DESCRIPTION OF THE TASK » Return each line of the listing below, unchanged, and omit the images.

*** MATERIAL PROVIDED ***

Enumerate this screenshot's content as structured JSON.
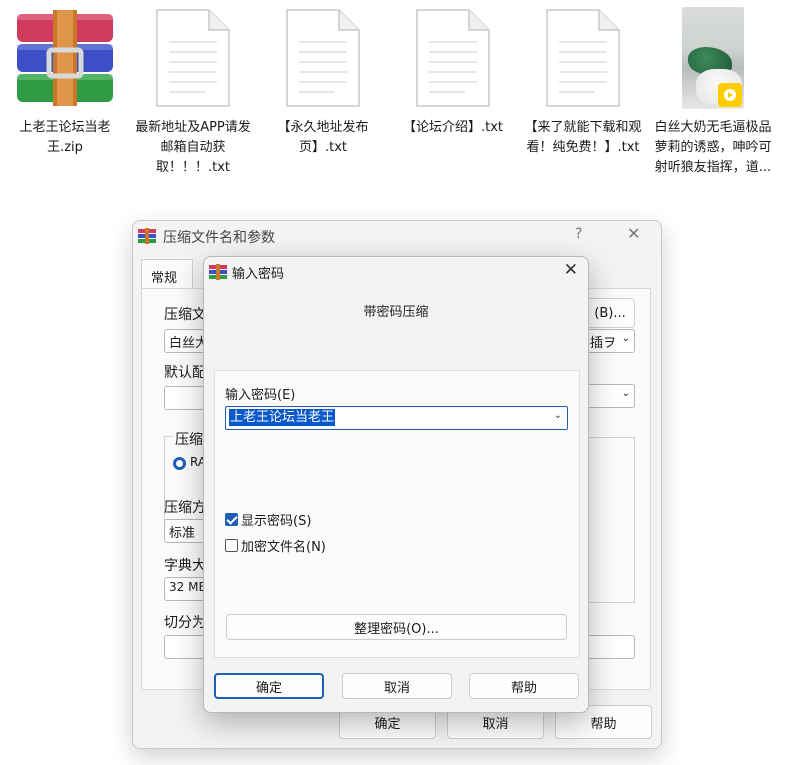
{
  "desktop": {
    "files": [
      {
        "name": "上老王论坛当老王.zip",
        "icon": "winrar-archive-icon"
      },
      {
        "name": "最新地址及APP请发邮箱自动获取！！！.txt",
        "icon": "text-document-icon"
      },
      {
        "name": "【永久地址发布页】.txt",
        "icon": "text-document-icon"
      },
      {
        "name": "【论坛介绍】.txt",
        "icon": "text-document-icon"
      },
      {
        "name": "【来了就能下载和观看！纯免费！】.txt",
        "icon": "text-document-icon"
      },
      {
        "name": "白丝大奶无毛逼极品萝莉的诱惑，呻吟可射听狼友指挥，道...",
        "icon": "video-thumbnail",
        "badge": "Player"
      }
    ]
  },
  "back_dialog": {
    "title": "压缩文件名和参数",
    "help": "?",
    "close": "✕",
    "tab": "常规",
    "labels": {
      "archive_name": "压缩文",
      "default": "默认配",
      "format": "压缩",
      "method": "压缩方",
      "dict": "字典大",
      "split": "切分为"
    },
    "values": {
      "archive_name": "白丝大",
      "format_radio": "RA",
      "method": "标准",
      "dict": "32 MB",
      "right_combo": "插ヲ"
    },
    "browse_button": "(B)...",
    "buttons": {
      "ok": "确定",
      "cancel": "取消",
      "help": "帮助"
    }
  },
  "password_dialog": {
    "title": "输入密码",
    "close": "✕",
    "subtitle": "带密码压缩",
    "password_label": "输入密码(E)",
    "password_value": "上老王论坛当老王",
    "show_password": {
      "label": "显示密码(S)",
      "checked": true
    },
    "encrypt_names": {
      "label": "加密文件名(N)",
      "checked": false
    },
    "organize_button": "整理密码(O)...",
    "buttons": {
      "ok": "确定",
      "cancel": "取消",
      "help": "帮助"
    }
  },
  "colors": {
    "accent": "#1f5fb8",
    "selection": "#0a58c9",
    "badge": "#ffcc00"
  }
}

***

RESPONSE »
Enumerate this screenshot's content as structured JSON.
{
  "desktop": {
    "files": [
      {
        "name": "上老王论坛当老王.zip",
        "icon": "winrar-archive-icon"
      },
      {
        "name": "最新地址及APP请发邮箱自动获取！！！.txt",
        "icon": "text-document-icon"
      },
      {
        "name": "【永久地址发布页】.txt",
        "icon": "text-document-icon"
      },
      {
        "name": "【论坛介绍】.txt",
        "icon": "text-document-icon"
      },
      {
        "name": "【来了就能下载和观看！纯免费！】.txt",
        "icon": "text-document-icon"
      },
      {
        "name": "白丝大奶无毛逼极品萝莉的诱惑，呻吟可射听狼友指挥，道...",
        "icon": "video-thumbnail",
        "badge": "Player"
      }
    ]
  },
  "back_dialog": {
    "title": "压缩文件名和参数",
    "help": "?",
    "close": "✕",
    "tab": "常规",
    "labels": {
      "archive_name": "压缩文",
      "default": "默认配",
      "format": "压缩",
      "method": "压缩方",
      "dict": "字典大",
      "split": "切分为"
    },
    "values": {
      "archive_name": "白丝大",
      "format_radio": "RA",
      "method": "标准",
      "dict": "32 MB",
      "right_combo": "插ヲ"
    },
    "browse_button": "(B)...",
    "buttons": {
      "ok": "确定",
      "cancel": "取消",
      "help": "帮助"
    }
  },
  "password_dialog": {
    "title": "输入密码",
    "close": "✕",
    "subtitle": "带密码压缩",
    "password_label": "输入密码(E)",
    "password_value": "上老王论坛当老王",
    "show_password": {
      "label": "显示密码(S)",
      "checked": true
    },
    "encrypt_names": {
      "label": "加密文件名(N)",
      "checked": false
    },
    "organize_button": "整理密码(O)...",
    "buttons": {
      "ok": "确定",
      "cancel": "取消",
      "help": "帮助"
    }
  },
  "colors": {
    "accent": "#1f5fb8",
    "selection": "#0a58c9",
    "badge": "#ffcc00"
  }
}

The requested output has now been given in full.